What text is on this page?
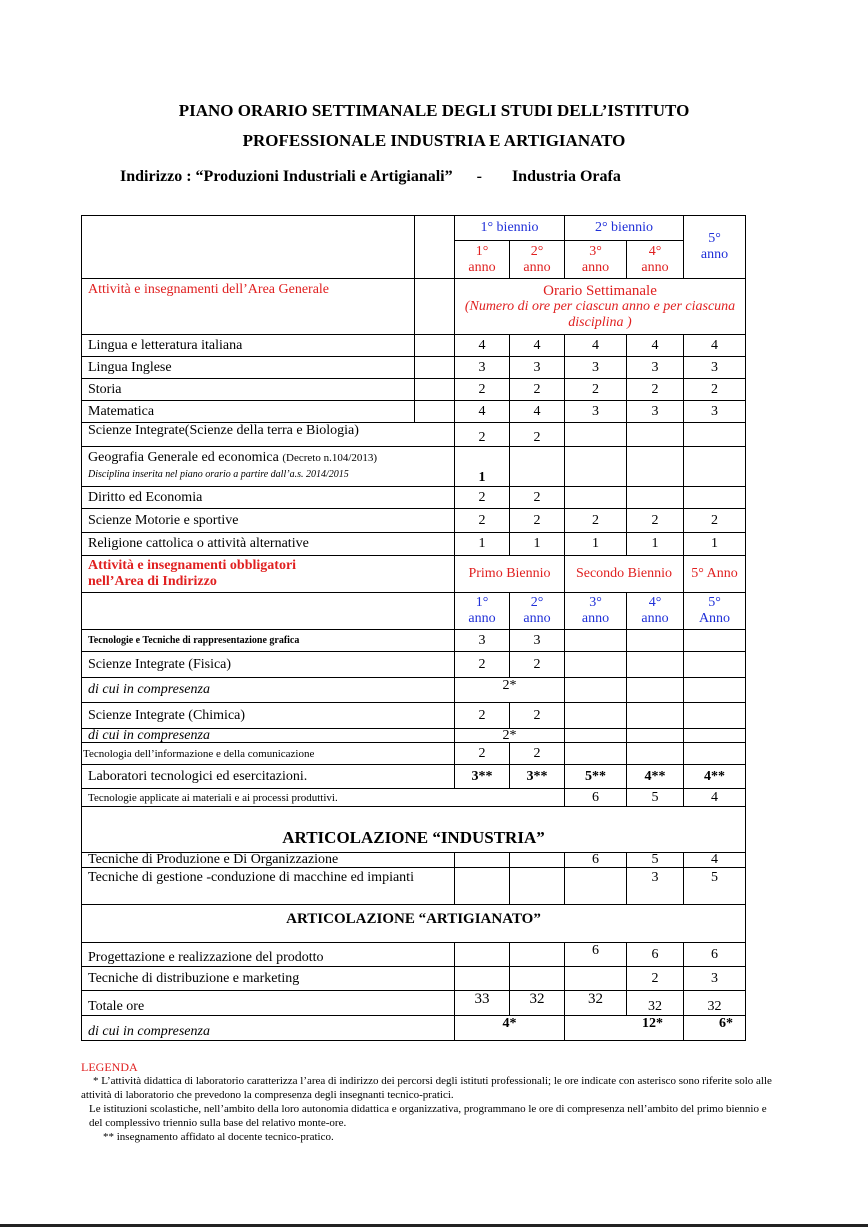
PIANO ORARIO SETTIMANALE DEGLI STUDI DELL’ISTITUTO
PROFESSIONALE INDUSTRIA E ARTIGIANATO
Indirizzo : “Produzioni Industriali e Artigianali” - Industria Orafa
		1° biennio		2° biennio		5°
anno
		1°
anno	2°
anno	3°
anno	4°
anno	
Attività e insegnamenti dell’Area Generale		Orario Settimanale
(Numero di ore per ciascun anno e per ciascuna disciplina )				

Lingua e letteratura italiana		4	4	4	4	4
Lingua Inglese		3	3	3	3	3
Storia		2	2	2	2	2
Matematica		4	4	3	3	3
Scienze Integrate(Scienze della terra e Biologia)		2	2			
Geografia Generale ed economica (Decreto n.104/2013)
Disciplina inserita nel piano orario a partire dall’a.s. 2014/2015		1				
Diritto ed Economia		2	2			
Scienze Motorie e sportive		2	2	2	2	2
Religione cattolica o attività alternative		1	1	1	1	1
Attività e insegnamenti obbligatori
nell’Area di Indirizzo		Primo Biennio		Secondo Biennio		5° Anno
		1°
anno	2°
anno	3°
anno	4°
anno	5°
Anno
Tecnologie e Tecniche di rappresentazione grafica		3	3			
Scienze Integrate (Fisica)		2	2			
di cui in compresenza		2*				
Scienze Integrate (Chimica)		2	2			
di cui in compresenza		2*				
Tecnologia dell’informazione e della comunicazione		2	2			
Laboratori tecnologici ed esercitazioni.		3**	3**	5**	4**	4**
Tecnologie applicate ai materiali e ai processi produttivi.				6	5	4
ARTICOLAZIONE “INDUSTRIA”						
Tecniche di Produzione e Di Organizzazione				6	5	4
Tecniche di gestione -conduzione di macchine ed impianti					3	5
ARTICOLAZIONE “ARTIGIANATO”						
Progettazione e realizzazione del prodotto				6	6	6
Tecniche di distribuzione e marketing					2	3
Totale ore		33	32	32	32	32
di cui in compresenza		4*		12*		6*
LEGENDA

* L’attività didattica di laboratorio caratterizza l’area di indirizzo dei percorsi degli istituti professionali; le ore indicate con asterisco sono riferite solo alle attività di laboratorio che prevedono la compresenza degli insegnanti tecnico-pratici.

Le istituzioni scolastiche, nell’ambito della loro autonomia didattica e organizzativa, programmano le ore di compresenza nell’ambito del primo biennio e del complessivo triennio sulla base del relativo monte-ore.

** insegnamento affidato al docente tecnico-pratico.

Exercise instructions:
Lines that hold the word "della" are the ones to return, every one of them.

Result of this task:
Scienze Integrate(Scienze della terra e Biologia)		2	2			
Tecnologia dell’informazione e della comunicazione		2	2			
Le istituzioni scolastiche, nell’ambito della loro autonomia didattica e organizzativa, programmano le ore di compresenza nell’ambito del primo biennio e del complessivo triennio sulla base del relativo monte-ore.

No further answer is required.